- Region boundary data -
== == ==

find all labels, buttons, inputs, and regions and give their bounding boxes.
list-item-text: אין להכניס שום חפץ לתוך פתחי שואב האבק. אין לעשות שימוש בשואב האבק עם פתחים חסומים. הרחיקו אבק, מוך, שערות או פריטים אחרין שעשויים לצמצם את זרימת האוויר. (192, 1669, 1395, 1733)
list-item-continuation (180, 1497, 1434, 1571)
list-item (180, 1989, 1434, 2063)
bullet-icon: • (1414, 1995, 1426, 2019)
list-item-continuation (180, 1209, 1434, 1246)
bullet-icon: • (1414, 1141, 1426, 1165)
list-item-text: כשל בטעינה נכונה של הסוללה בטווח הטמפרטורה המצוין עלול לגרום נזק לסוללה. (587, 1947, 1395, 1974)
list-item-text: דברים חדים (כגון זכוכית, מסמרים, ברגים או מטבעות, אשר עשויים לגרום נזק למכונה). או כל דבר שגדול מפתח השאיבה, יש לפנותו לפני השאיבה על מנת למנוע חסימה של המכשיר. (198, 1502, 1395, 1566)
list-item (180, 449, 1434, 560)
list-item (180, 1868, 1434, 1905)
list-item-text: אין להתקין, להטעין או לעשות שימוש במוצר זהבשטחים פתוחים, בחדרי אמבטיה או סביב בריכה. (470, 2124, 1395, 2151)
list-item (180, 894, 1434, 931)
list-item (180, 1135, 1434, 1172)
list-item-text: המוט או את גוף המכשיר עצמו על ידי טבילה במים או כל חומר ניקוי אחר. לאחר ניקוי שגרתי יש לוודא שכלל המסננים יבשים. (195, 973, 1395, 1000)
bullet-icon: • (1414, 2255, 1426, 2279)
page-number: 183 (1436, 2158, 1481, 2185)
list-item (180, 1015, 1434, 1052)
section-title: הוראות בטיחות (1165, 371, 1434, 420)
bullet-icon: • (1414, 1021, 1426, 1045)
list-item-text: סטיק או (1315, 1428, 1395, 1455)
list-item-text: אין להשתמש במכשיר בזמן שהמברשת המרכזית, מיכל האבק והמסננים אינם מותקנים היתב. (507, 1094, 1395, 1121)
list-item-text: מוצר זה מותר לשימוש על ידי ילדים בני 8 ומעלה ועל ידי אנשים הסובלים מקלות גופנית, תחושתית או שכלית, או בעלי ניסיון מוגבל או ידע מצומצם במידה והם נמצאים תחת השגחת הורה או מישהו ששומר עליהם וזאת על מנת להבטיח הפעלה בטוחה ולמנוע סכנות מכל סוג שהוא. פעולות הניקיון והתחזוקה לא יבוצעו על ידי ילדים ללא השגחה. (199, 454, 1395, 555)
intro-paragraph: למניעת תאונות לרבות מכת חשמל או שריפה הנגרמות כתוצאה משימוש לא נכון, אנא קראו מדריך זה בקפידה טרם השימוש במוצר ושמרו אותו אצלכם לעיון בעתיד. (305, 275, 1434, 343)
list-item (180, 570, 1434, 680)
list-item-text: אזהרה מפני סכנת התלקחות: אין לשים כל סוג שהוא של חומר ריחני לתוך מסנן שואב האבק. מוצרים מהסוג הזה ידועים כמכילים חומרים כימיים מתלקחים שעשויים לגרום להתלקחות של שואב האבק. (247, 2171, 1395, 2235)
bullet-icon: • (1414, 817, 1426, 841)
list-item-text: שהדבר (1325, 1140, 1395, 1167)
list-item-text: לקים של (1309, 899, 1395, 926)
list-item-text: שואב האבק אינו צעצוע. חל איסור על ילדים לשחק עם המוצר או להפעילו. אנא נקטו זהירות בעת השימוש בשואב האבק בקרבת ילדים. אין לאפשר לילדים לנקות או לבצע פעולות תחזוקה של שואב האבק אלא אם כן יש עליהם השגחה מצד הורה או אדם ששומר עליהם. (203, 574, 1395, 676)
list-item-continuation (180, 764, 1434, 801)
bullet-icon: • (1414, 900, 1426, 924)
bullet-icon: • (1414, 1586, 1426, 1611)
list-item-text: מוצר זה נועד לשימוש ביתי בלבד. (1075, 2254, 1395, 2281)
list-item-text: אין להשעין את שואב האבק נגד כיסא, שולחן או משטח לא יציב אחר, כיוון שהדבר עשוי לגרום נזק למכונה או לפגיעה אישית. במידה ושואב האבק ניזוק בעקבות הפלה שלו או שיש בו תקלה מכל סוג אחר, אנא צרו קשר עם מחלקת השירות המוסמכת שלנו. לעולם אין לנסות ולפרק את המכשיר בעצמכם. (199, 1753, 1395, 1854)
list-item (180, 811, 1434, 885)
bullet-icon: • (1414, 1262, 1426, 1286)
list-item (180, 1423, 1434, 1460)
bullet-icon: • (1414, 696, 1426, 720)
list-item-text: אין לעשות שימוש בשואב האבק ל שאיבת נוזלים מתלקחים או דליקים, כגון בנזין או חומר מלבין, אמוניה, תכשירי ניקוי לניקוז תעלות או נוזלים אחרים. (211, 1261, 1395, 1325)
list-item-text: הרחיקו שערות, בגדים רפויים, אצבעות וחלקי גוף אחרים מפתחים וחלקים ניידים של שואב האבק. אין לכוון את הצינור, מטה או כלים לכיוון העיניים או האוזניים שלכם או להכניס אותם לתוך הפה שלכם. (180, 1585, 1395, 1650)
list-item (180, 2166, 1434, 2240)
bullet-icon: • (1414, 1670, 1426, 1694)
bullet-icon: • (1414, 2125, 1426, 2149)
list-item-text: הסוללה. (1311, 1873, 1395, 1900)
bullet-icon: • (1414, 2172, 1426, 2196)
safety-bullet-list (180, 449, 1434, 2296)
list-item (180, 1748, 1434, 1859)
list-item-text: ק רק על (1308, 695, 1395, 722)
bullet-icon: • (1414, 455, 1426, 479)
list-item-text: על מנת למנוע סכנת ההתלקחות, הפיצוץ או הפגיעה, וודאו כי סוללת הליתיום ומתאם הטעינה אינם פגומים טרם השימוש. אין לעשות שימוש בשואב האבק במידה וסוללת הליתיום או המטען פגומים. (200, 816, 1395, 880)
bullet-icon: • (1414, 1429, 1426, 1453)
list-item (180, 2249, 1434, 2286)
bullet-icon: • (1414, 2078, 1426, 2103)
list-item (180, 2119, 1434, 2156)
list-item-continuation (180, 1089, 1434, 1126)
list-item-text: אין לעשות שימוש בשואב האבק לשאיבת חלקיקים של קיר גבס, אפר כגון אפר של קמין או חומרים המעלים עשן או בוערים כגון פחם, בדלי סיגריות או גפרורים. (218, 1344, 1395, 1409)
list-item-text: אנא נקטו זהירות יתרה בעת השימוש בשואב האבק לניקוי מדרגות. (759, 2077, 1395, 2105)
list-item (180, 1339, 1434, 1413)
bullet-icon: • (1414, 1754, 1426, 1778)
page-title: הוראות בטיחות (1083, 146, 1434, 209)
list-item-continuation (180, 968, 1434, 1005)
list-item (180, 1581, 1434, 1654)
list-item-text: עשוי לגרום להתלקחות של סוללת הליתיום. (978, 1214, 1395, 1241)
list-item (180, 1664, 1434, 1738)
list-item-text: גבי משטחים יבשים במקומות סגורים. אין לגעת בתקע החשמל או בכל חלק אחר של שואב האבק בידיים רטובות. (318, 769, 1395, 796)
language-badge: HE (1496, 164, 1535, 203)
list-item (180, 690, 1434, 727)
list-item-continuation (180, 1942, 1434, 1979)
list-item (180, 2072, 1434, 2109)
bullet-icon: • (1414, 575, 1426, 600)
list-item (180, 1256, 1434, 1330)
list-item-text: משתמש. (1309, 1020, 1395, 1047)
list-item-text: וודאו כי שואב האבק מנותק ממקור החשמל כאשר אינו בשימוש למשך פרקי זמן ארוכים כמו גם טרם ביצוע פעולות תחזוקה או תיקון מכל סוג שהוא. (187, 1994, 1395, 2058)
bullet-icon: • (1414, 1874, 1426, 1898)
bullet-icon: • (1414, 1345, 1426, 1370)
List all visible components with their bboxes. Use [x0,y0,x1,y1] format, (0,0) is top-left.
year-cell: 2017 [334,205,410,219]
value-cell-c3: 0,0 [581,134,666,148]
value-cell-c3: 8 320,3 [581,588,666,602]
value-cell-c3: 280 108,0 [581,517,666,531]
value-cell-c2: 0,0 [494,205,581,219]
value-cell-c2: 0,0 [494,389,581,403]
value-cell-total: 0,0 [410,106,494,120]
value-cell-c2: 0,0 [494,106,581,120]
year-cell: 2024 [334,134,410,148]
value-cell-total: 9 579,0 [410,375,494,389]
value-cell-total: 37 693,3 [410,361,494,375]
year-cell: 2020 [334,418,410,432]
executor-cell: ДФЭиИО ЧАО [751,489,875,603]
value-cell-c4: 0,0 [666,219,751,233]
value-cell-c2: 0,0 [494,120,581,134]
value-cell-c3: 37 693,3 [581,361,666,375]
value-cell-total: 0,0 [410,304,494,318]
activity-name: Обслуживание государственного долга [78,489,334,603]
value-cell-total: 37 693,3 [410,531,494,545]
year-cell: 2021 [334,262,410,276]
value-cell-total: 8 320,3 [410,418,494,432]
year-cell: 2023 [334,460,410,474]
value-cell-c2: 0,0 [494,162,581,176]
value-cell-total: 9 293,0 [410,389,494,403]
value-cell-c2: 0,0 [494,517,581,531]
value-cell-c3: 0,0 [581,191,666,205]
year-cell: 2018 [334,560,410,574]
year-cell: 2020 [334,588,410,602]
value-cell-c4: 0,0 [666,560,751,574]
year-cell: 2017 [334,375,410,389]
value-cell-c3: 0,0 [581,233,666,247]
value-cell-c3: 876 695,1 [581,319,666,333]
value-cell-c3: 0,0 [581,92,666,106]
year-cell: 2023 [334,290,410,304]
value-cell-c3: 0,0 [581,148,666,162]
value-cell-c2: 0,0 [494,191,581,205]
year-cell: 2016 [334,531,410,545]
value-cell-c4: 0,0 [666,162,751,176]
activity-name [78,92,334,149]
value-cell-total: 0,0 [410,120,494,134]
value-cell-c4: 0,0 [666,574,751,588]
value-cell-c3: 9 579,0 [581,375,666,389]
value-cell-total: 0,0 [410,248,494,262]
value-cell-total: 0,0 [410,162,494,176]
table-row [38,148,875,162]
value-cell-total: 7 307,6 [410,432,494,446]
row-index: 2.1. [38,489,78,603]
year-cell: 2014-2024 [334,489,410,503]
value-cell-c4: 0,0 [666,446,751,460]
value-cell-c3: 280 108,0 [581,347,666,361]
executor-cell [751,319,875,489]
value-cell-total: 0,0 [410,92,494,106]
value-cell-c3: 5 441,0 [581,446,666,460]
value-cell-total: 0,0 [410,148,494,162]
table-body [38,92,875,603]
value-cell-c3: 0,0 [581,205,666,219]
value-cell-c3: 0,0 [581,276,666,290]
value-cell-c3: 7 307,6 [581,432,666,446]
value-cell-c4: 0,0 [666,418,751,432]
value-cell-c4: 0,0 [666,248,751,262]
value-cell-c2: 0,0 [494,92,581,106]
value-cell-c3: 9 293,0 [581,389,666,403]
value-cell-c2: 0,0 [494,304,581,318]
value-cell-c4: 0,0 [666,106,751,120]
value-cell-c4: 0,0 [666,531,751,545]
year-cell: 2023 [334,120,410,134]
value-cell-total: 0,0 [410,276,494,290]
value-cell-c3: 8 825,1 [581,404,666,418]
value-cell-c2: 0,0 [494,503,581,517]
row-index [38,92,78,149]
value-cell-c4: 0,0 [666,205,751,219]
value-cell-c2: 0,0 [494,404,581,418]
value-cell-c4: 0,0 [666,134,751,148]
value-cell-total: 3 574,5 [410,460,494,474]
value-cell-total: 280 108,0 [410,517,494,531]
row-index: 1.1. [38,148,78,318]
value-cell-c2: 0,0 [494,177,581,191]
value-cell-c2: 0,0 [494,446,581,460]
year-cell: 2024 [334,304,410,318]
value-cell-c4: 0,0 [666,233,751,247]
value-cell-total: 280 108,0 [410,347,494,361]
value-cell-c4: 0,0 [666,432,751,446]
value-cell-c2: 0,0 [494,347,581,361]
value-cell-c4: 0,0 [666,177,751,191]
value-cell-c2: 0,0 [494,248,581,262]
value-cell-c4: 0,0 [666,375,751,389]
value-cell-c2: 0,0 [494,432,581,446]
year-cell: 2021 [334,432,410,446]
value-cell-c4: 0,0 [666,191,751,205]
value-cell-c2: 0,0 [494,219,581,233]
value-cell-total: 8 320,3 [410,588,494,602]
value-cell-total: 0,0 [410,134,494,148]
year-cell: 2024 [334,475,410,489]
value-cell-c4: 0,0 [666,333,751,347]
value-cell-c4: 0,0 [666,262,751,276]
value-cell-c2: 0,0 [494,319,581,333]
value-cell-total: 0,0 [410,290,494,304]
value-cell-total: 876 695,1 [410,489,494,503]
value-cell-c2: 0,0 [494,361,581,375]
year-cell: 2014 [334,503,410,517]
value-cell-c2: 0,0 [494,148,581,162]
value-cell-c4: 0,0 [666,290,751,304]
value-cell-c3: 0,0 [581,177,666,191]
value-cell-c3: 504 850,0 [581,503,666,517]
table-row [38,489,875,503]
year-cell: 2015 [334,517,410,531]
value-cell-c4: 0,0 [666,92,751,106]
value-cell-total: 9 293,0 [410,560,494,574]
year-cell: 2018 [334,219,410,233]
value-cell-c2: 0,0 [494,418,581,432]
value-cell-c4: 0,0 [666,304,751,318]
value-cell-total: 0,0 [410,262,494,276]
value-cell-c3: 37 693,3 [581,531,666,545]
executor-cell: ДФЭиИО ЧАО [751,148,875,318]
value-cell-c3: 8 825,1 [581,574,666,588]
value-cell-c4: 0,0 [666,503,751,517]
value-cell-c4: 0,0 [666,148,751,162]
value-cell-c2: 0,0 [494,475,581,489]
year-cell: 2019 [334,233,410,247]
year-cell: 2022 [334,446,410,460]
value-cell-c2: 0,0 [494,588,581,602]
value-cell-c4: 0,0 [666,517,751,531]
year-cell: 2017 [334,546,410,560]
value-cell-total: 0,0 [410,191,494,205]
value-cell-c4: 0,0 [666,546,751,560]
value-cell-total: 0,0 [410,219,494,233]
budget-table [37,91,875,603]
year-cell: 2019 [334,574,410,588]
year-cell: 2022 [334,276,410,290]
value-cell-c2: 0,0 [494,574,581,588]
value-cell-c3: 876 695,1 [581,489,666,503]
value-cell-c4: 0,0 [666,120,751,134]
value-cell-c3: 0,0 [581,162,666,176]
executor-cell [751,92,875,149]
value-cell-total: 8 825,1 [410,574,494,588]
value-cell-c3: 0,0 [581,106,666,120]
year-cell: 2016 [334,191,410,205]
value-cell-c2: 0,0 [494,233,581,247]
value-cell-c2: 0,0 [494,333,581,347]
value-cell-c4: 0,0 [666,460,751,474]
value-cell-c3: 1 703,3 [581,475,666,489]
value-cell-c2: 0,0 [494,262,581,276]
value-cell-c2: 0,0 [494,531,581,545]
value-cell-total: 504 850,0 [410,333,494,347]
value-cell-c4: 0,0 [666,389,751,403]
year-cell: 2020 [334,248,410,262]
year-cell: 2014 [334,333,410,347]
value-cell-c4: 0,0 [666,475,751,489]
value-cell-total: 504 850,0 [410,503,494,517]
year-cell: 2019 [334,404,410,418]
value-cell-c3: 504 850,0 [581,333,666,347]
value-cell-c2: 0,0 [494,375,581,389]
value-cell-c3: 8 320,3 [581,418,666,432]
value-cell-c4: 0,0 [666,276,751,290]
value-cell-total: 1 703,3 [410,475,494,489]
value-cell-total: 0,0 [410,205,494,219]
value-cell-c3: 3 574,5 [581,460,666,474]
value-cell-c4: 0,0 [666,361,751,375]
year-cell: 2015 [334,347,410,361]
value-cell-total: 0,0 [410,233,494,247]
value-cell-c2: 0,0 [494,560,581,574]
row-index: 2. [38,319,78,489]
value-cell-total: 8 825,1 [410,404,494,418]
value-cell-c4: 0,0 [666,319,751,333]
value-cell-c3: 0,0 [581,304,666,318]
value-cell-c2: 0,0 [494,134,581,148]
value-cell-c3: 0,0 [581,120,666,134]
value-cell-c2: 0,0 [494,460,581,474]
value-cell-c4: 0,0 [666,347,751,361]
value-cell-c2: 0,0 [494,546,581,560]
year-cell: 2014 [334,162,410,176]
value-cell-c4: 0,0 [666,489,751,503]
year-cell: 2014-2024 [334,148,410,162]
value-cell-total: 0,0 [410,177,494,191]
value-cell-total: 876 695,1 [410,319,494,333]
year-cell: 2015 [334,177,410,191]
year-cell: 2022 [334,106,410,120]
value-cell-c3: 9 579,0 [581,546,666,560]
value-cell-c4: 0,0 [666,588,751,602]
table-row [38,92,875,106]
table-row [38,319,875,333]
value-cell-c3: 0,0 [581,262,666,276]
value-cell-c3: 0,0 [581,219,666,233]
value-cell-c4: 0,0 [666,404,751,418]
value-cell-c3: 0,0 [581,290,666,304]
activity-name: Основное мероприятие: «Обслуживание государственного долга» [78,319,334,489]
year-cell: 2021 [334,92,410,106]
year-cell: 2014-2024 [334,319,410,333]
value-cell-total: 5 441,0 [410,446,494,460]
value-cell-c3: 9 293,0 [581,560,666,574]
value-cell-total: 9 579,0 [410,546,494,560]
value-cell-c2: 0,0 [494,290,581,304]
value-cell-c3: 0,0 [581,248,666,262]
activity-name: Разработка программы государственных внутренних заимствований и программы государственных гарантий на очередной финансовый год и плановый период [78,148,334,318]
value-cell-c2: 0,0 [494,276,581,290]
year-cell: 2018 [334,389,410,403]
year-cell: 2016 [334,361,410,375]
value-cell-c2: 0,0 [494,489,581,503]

== == ==

- GIVEN INSTRUCTION -
Render the listing as a JSON list of strings, one per line and with blank lines omitted, from its first line up to and including the line with "list-item-continuation (180, 1209, 1434, 1246)".

- ANSWER TO THIS TASK -
[
  "find all labels, buttons, inputs, and regions and give their bounding boxes.",
  "list-item-text: אין להכניס שום חפץ לתוך פתחי שואב האבק. אין לעשות שימוש בשואב האבק עם פתחים חסומים. הרחיקו אבק, מוך, שערות או פריטים אחרין שעשויים לצמצם את זרימת האוויר. (192, 1669, 1395, 1733)",
  "list-item-continuation (180, 1497, 1434, 1571)",
  "list-item (180, 1989, 1434, 2063)",
  "bullet-icon: • (1414, 1995, 1426, 2019)",
  "list-item-continuation (180, 1209, 1434, 1246)"
]